• **SHORT PROBLEM**
Nothing in the records may be left out or altered; reproduce them all exactly.
■ ■ ■ ■
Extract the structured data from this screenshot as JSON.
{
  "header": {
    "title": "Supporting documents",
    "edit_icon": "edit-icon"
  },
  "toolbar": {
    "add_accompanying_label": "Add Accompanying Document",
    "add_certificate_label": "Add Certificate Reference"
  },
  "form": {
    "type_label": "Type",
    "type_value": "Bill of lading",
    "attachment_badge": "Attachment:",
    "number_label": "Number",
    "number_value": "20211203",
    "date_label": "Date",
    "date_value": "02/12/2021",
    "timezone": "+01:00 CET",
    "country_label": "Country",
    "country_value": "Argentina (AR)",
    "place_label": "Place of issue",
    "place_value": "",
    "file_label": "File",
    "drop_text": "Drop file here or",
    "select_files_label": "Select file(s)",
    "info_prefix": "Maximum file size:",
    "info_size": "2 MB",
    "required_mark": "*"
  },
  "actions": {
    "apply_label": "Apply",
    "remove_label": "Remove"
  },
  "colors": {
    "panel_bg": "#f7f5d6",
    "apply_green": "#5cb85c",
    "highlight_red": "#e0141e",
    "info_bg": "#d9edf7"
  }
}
■ ■ ■ ■
• **RESPONSE**
Extract the structured data from this screenshot as JSON.
{
  "header": {
    "title": "Supporting documents",
    "edit_icon": "edit-icon"
  },
  "toolbar": {
    "add_accompanying_label": "Add Accompanying Document",
    "add_certificate_label": "Add Certificate Reference"
  },
  "form": {
    "type_label": "Type",
    "type_value": "Bill of lading",
    "attachment_badge": "Attachment:",
    "number_label": "Number",
    "number_value": "20211203",
    "date_label": "Date",
    "date_value": "02/12/2021",
    "timezone": "+01:00 CET",
    "country_label": "Country",
    "country_value": "Argentina (AR)",
    "place_label": "Place of issue",
    "place_value": "",
    "file_label": "File",
    "drop_text": "Drop file here or",
    "select_files_label": "Select file(s)",
    "info_prefix": "Maximum file size:",
    "info_size": "2 MB",
    "required_mark": "*"
  },
  "actions": {
    "apply_label": "Apply",
    "remove_label": "Remove"
  },
  "colors": {
    "panel_bg": "#f7f5d6",
    "apply_green": "#5cb85c",
    "highlight_red": "#e0141e",
    "info_bg": "#d9edf7"
  }
}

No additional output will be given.